— Your task —
Retype the whole listing below, character for character.

○ ○ ○ ○ ○ ○ ○

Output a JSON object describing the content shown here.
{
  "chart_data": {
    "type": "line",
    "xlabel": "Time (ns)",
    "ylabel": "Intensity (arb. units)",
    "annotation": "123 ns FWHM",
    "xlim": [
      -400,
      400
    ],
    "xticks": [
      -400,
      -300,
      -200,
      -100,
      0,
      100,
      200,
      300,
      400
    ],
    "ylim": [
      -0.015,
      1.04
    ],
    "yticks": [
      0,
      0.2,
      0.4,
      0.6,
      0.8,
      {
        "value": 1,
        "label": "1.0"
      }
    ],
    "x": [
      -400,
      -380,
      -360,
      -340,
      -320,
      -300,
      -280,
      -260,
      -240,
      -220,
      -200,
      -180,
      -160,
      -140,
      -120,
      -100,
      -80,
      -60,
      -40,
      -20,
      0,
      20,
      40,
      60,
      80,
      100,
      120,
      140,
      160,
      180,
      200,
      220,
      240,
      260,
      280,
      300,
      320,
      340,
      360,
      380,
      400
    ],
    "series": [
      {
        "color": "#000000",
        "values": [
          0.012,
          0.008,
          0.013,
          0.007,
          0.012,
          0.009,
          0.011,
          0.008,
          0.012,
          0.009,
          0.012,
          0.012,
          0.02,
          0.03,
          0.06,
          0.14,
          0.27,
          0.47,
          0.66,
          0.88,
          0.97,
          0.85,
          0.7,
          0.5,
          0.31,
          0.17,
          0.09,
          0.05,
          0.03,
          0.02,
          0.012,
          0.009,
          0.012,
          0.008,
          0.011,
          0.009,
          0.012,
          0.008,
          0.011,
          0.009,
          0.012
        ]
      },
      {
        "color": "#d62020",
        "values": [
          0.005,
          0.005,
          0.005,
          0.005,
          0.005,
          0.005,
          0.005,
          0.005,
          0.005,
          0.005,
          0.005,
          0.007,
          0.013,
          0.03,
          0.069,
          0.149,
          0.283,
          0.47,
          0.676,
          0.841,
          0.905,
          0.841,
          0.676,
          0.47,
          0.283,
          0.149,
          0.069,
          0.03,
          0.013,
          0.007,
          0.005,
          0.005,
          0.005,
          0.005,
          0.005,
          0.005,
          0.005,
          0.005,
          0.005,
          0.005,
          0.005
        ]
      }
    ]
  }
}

○ ○ ○ ○ ○ ○ ○

— Solution to this task —
Output a JSON object describing the content shown here.
{
  "chart_data": {
    "type": "line",
    "xlabel": "Time (ns)",
    "ylabel": "Intensity (arb. units)",
    "annotation": "123 ns FWHM",
    "xlim": [
      -400,
      400
    ],
    "xticks": [
      -400,
      -300,
      -200,
      -100,
      0,
      100,
      200,
      300,
      400
    ],
    "ylim": [
      -0.015,
      1.04
    ],
    "yticks": [
      0,
      0.2,
      0.4,
      0.6,
      0.8,
      {
        "value": 1,
        "label": "1.0"
      }
    ],
    "x": [
      -400,
      -380,
      -360,
      -340,
      -320,
      -300,
      -280,
      -260,
      -240,
      -220,
      -200,
      -180,
      -160,
      -140,
      -120,
      -100,
      -80,
      -60,
      -40,
      -20,
      0,
      20,
      40,
      60,
      80,
      100,
      120,
      140,
      160,
      180,
      200,
      220,
      240,
      260,
      280,
      300,
      320,
      340,
      360,
      380,
      400
    ],
    "series": [
      {
        "color": "#000000",
        "values": [
          0.012,
          0.008,
          0.013,
          0.007,
          0.012,
          0.009,
          0.011,
          0.008,
          0.012,
          0.009,
          0.012,
          0.012,
          0.02,
          0.03,
          0.06,
          0.14,
          0.27,
          0.47,
          0.66,
          0.88,
          0.97,
          0.85,
          0.7,
          0.5,
          0.31,
          0.17,
          0.09,
          0.05,
          0.03,
          0.02,
          0.012,
          0.009,
          0.012,
          0.008,
          0.011,
          0.009,
          0.012,
          0.008,
          0.011,
          0.009,
          0.012
        ]
      },
      {
        "color": "#d62020",
        "values": [
          0.005,
          0.005,
          0.005,
          0.005,
          0.005,
          0.005,
          0.005,
          0.005,
          0.005,
          0.005,
          0.005,
          0.007,
          0.013,
          0.03,
          0.069,
          0.149,
          0.283,
          0.47,
          0.676,
          0.841,
          0.905,
          0.841,
          0.676,
          0.47,
          0.283,
          0.149,
          0.069,
          0.03,
          0.013,
          0.007,
          0.005,
          0.005,
          0.005,
          0.005,
          0.005,
          0.005,
          0.005,
          0.005,
          0.005,
          0.005,
          0.005
        ]
      }
    ]
  }
}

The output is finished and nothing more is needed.